** BEGIN **

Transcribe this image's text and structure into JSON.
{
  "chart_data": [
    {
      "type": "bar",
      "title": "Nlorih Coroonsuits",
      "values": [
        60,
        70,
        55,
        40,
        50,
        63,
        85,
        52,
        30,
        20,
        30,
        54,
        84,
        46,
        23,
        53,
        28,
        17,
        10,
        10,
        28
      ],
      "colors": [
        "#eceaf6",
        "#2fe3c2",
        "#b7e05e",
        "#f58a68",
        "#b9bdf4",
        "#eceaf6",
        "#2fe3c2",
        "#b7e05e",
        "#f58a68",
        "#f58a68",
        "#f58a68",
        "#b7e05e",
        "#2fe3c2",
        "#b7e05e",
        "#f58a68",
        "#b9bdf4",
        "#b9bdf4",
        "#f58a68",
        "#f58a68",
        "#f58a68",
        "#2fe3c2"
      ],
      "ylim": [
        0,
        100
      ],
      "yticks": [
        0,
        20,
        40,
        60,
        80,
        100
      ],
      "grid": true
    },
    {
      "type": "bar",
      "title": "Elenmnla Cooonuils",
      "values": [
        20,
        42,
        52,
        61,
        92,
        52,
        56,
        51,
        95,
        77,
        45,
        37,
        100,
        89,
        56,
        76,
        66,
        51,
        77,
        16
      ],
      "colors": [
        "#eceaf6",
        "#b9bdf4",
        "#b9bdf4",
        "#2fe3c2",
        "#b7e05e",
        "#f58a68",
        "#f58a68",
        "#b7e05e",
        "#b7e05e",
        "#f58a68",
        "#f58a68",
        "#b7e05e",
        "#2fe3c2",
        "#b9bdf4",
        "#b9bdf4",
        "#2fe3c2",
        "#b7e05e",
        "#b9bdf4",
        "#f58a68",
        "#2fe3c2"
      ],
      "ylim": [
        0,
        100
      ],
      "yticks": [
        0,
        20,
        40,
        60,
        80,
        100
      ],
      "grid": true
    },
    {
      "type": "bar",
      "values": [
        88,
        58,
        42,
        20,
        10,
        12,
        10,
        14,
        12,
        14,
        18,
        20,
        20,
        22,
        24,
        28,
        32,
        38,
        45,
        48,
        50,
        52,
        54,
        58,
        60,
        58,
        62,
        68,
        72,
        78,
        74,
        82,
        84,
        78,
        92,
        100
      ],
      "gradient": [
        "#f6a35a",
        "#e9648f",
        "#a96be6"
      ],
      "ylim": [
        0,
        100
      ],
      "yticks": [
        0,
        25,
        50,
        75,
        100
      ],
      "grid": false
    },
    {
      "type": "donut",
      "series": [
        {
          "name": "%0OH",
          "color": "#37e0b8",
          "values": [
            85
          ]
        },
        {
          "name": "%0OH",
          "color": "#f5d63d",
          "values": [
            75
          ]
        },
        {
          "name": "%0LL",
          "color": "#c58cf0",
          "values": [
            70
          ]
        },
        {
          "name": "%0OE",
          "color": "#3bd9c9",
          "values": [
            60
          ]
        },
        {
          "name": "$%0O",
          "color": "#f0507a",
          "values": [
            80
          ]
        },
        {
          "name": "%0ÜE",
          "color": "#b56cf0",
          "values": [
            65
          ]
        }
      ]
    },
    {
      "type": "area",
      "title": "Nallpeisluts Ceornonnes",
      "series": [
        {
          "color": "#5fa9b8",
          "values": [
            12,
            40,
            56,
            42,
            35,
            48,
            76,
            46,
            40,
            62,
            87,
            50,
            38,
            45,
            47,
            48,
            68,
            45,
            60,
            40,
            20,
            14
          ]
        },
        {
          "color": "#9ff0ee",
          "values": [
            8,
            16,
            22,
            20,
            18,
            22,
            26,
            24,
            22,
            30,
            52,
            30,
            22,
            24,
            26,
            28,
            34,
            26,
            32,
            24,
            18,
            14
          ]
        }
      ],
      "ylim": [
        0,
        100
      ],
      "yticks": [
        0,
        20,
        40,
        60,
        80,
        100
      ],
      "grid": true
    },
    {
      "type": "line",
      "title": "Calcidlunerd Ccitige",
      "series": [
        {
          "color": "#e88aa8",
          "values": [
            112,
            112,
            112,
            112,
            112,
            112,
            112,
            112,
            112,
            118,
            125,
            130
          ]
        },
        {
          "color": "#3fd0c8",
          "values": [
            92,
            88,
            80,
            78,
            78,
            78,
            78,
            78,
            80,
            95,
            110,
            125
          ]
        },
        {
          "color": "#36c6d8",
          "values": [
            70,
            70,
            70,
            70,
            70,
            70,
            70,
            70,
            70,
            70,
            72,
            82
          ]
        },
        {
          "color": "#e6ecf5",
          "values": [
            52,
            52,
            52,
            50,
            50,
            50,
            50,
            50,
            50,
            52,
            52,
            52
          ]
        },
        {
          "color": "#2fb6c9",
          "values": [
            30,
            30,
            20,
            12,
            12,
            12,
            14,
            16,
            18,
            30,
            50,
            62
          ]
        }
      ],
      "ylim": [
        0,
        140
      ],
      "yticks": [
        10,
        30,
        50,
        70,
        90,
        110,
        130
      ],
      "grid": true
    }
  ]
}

** END **

PROMPT: Search the entries for the word "name" and pick out every line that holds it.

ANSWER IN FULL:
          "name": "%0OH",
          "name": "%0OH",
          "name": "%0LL",
          "name": "%0OE",
          "name": "$%0O",
          "name": "%0ÜE",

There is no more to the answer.